■ Selected excerpt ■
# # # #
- First location at 24th & Mission St

Restaurant information
- Established: 1982
- Food type: Mexican, Mexican-American
- Location: 2779 Mission St, San Francisco, CA (original location)
- Other locations: 10 locations total throughout the Bay Area (as of 2026)
- Website: elfarolitosf.com

= Taqueria El Farolito =

Mexican restaurant chain in the Bay Area

Taqueria El Farolito ("The little lighthouse"), colloquially referred to as El Farolito, is a Mexican restaurant chain in the San Francisco Bay Area. The first location opened in the Mission District in San Francisco in 1982, and has grown to 10 locations as of 2026. El Farolito is acclaimed for its Mission-style burritos.

== History ==
The original Taqueria El Farolito was opened in 1982 at the corner of Mission and 24th Street in San Francisco's Mission District. Its owner, Mexican immigrant Salvador “Don Chava” Lopez Monroy, opened El Farolito with funds earned from selling his share in Taqueria San Jose which was a previous venture that he opened jointly with two friends. According to Don Chava's son, El Farolito was named after a taqueria Lopez worked at in Mexico City prior to immigrating to the United States.
# # # #
■ Work to complete ■
1. In the El Farolito article, what reason is given for the restaurant's name? Answer in one to three sentences.
2. Return the passage of the El Farolito article that begins with the words containing "- Other locations: 10" and ends with "its Mission-style burritos.".
3. According to the El Farolito article, how did Salvador "Don Chava" Lopez Monroy fund the opening of El Farolito?
# # # #
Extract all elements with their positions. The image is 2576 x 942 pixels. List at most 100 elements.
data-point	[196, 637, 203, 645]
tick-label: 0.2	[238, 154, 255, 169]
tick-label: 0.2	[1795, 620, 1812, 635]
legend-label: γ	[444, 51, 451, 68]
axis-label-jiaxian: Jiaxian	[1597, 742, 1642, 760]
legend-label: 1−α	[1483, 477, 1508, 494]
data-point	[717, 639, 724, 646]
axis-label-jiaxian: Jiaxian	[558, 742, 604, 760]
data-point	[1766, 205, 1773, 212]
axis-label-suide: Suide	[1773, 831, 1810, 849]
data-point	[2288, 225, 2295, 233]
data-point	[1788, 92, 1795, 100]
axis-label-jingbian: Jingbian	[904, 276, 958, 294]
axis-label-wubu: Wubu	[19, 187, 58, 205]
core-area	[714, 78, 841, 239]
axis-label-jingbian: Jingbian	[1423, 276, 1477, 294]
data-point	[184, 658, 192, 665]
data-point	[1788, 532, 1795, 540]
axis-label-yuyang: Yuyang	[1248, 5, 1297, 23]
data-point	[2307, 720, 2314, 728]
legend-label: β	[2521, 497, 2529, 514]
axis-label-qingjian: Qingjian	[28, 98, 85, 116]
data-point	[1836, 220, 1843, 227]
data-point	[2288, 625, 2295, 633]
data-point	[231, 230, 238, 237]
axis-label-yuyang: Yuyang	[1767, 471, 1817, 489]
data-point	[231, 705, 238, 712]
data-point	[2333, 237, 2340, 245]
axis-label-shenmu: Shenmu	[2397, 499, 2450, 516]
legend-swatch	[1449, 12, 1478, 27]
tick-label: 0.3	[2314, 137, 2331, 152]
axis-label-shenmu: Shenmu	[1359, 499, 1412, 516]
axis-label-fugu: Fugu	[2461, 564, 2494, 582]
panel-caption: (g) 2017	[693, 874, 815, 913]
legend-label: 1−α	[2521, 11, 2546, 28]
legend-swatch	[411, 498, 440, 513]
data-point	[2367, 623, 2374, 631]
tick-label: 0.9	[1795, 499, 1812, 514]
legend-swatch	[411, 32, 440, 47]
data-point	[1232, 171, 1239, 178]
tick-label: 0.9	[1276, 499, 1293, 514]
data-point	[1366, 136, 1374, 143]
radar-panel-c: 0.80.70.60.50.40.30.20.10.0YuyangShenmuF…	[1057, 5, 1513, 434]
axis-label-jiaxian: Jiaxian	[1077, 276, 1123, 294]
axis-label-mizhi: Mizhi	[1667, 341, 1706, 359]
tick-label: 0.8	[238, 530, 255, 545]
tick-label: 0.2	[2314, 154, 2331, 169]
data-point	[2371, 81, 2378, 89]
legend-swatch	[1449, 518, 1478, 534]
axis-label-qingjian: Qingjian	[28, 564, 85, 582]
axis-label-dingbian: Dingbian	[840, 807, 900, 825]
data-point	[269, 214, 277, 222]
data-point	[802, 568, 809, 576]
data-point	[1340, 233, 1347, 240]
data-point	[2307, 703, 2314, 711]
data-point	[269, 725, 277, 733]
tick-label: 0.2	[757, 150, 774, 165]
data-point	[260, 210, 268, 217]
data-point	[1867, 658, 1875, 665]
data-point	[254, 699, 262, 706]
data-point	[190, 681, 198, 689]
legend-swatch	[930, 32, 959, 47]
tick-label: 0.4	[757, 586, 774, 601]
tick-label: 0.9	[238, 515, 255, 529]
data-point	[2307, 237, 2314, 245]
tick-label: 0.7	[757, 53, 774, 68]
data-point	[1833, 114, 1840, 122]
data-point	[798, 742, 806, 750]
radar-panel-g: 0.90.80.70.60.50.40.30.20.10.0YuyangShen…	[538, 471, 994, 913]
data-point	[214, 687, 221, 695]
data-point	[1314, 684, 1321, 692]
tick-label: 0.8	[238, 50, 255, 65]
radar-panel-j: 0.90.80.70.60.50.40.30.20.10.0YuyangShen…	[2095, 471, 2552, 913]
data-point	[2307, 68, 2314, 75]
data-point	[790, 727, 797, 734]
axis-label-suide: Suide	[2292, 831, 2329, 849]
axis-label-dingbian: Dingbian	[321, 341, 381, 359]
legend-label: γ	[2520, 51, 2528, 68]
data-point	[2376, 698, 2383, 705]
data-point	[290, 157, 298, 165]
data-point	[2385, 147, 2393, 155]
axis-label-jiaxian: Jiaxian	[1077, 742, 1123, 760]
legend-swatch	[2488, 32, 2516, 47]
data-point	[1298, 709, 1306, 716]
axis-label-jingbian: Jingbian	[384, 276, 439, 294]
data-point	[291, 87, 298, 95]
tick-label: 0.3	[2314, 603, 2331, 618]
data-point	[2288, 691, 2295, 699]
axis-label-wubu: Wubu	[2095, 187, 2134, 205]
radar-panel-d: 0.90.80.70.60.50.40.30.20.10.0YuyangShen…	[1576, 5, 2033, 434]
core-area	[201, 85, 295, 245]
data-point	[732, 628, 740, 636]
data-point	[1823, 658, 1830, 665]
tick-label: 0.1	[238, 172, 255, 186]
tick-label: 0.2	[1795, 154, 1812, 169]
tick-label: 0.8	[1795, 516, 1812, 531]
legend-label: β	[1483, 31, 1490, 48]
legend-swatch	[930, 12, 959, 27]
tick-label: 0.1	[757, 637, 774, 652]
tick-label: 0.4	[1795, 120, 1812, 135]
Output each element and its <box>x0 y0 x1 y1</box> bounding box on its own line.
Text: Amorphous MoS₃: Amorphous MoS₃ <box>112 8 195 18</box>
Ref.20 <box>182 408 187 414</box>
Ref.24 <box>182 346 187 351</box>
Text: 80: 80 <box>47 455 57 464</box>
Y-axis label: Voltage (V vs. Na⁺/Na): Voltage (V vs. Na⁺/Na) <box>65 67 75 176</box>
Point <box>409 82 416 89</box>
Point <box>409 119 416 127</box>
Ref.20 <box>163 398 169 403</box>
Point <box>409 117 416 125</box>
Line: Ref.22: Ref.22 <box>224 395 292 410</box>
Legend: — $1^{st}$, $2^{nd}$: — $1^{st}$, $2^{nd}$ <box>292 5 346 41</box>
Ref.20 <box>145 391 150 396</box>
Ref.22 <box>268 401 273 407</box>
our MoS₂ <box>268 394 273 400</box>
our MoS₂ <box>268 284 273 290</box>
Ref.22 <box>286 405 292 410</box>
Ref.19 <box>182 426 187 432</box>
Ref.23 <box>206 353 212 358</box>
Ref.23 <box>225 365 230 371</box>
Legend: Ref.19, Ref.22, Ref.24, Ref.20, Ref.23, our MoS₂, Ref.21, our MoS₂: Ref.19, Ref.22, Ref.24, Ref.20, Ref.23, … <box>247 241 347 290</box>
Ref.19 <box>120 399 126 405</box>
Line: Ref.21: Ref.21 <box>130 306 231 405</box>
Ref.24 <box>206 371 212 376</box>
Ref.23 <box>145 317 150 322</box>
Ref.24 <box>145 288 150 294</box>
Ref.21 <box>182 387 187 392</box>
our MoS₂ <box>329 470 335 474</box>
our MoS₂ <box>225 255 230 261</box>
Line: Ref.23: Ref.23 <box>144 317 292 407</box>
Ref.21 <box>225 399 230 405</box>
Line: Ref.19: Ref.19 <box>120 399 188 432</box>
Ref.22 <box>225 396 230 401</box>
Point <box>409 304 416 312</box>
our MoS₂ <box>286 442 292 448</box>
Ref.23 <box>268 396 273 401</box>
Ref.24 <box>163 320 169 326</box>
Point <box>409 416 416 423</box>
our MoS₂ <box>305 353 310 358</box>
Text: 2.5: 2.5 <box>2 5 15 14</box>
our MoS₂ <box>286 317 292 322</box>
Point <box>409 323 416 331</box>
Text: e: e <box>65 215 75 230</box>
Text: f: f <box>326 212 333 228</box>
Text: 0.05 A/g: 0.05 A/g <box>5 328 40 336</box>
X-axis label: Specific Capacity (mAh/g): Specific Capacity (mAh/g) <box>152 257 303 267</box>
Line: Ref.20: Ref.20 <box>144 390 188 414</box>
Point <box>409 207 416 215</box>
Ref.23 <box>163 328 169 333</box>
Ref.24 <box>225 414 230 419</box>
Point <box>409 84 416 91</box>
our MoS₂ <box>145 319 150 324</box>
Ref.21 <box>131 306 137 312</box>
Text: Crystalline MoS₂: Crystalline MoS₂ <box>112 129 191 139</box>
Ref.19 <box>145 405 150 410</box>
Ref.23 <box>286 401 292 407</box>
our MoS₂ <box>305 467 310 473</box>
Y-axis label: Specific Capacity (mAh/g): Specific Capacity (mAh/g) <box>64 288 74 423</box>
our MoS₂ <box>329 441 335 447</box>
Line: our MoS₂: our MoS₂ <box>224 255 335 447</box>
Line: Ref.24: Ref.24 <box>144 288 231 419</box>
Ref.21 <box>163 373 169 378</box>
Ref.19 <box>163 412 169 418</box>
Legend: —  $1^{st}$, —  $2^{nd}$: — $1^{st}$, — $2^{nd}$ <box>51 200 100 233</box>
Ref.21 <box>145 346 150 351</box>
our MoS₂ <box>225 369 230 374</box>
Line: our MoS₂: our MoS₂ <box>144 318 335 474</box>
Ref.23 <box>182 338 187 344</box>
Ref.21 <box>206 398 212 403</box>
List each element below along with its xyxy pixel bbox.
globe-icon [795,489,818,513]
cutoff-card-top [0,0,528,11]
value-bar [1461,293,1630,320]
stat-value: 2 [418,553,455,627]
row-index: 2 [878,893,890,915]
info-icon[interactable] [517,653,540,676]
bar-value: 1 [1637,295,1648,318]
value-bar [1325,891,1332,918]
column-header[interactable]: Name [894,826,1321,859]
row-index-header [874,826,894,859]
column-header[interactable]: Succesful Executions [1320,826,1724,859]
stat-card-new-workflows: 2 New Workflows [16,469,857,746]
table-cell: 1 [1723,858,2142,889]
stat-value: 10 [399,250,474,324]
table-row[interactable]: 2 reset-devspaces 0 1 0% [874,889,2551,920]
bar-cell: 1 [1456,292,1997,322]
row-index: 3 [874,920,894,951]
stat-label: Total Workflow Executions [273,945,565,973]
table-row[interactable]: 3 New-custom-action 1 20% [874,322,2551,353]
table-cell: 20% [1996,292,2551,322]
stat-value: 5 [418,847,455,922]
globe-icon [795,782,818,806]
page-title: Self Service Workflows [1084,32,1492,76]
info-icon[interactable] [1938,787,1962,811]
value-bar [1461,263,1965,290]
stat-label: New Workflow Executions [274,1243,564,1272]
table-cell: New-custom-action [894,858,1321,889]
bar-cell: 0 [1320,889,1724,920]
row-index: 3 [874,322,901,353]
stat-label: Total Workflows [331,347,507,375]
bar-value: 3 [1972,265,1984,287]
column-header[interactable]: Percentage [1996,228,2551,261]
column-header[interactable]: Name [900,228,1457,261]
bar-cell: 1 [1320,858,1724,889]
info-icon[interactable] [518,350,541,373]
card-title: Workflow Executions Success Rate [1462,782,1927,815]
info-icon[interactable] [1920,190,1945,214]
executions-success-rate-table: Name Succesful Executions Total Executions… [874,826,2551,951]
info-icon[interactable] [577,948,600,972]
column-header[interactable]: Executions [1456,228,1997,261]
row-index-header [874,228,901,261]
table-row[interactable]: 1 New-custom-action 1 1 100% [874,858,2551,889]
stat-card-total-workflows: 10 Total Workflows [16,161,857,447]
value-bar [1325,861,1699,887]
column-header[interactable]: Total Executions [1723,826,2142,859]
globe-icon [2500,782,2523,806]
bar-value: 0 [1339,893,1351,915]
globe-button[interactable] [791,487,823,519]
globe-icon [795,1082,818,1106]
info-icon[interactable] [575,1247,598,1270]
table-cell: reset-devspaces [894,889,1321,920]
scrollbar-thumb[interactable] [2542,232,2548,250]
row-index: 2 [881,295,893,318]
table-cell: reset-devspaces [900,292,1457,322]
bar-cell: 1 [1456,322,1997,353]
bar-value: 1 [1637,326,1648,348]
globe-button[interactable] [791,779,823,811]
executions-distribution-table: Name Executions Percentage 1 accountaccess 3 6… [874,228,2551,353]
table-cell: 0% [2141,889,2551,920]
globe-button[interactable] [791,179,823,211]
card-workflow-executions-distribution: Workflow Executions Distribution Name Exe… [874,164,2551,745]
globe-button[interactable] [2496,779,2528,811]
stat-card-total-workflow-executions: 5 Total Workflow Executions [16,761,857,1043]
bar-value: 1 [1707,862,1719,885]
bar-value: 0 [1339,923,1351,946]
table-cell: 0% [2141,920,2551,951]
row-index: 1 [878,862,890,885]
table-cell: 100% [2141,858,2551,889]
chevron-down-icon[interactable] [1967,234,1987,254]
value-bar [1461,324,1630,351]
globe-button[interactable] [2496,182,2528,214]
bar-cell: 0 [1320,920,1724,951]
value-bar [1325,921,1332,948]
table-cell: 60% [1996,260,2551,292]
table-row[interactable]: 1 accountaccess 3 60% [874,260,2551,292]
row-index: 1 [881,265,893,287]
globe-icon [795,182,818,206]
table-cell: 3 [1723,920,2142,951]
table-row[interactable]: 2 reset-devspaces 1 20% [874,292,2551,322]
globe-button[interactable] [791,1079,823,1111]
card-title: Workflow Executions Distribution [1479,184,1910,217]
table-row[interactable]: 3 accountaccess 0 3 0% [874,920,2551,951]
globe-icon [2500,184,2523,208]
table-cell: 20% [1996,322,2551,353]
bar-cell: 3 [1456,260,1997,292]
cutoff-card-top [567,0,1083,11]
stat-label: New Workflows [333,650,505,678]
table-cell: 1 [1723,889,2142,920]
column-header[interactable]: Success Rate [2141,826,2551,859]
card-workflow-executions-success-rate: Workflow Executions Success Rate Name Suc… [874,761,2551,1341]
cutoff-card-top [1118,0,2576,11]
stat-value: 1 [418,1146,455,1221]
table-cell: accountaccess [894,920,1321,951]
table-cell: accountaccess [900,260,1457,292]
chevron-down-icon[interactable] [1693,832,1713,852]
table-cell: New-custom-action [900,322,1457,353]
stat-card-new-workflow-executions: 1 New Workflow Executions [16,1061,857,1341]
# # # #
■ Your written answers ■
1. According to Don Chava's son, El Farolito was named after a taqueria in Mexico City where Lopez worked before he immigrated to the United States.

2.
- Other locations: 10 locations total throughout the Bay Area (as of 2026)
- Website: elfarolitosf.com

= Taqueria El Farolito =

Mexican restaurant chain in the Bay Area

Taqueria El Farolito ("The little lighthouse"), colloquially referred to as El Farolito, is a Mexican restaurant chain in the San Francisco Bay Area. The first location opened in the Mission District in San Francisco in 1982, and has grown to 10 locations as of 2026. El Farolito is acclaimed for its Mission-style burritos.

3. He used money from selling his share in Taqueria San Jose, which he had opened with two friends.